* **WORK TO DO**:
For every line in the data below that contains "color", copy the line.

* **THE RECORDS**:
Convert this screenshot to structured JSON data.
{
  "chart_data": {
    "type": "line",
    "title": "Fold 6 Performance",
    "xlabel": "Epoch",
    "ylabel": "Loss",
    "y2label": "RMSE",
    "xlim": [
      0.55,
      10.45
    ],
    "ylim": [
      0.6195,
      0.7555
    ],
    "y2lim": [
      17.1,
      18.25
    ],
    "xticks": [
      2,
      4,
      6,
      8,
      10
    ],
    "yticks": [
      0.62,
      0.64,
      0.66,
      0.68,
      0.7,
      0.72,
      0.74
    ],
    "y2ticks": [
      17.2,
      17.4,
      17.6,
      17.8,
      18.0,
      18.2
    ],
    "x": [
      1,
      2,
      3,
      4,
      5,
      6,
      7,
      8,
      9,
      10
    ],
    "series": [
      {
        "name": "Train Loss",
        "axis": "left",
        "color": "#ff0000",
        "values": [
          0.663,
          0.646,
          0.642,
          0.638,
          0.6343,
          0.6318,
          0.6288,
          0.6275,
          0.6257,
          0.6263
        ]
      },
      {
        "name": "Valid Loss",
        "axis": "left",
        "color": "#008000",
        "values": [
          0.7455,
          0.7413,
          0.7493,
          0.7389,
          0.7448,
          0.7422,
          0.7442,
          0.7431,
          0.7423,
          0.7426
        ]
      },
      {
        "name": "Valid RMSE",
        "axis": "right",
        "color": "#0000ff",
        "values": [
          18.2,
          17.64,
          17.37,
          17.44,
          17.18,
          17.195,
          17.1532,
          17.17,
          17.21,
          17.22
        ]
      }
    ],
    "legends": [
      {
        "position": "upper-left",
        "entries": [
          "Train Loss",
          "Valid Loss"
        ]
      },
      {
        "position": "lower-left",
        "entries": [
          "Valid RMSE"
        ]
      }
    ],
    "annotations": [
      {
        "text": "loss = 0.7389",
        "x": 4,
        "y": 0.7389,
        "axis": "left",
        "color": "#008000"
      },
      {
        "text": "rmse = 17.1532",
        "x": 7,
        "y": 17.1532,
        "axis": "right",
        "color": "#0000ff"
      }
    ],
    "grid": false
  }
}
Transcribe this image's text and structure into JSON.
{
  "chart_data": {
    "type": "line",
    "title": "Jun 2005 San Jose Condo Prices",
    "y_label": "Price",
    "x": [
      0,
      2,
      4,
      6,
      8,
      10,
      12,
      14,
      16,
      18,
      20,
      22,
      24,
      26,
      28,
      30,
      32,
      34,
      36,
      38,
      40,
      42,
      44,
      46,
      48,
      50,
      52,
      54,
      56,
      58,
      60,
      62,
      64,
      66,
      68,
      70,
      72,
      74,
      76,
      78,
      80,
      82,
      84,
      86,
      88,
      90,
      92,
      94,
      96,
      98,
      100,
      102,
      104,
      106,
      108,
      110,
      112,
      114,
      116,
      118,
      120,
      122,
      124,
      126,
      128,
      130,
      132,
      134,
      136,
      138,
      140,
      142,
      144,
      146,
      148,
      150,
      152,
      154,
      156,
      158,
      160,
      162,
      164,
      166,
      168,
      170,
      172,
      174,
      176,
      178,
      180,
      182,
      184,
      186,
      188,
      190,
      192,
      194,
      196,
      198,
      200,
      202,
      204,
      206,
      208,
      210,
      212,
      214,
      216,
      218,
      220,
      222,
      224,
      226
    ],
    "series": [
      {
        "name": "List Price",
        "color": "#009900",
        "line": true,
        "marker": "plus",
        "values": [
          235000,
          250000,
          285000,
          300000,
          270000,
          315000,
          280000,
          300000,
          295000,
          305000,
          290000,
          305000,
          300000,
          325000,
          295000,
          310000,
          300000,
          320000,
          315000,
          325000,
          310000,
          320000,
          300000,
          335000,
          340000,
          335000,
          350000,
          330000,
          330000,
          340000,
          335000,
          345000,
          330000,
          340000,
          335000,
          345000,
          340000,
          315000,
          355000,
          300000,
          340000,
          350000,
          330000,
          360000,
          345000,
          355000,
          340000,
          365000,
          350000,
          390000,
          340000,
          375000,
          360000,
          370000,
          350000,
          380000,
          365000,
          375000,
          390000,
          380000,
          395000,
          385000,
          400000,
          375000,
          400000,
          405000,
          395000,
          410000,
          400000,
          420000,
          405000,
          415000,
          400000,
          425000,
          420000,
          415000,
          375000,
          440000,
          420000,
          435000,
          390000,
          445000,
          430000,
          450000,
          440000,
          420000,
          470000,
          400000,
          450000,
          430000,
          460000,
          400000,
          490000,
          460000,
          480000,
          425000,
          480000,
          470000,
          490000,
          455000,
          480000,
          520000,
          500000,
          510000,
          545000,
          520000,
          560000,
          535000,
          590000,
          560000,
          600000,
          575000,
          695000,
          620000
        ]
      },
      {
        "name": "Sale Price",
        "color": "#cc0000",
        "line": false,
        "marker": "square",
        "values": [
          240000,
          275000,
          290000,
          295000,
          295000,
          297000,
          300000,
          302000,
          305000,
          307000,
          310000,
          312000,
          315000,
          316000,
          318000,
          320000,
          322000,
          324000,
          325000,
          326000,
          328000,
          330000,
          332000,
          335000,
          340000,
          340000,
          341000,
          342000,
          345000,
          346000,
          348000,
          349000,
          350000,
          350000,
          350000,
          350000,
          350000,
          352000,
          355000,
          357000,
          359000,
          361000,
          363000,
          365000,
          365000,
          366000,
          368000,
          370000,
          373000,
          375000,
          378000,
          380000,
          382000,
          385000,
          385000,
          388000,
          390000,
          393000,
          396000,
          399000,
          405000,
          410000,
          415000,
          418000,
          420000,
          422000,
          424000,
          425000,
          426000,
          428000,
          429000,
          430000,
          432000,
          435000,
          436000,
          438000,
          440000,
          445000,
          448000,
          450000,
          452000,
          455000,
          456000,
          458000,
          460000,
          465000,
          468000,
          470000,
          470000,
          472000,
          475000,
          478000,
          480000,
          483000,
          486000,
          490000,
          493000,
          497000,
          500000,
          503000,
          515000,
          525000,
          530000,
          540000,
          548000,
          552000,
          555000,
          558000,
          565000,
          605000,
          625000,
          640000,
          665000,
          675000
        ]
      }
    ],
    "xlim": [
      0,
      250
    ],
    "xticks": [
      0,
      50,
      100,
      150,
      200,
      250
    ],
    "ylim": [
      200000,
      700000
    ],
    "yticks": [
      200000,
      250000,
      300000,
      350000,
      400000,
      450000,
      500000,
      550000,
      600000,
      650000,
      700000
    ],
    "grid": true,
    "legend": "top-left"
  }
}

* **REPLY TO THE TASK**:
        "color": "#ff0000",
        "color": "#008000",
        "color": "#0000ff",
        "color": "#008000"
        "color": "#0000ff"
        "color": "#009900",
        "color": "#cc0000",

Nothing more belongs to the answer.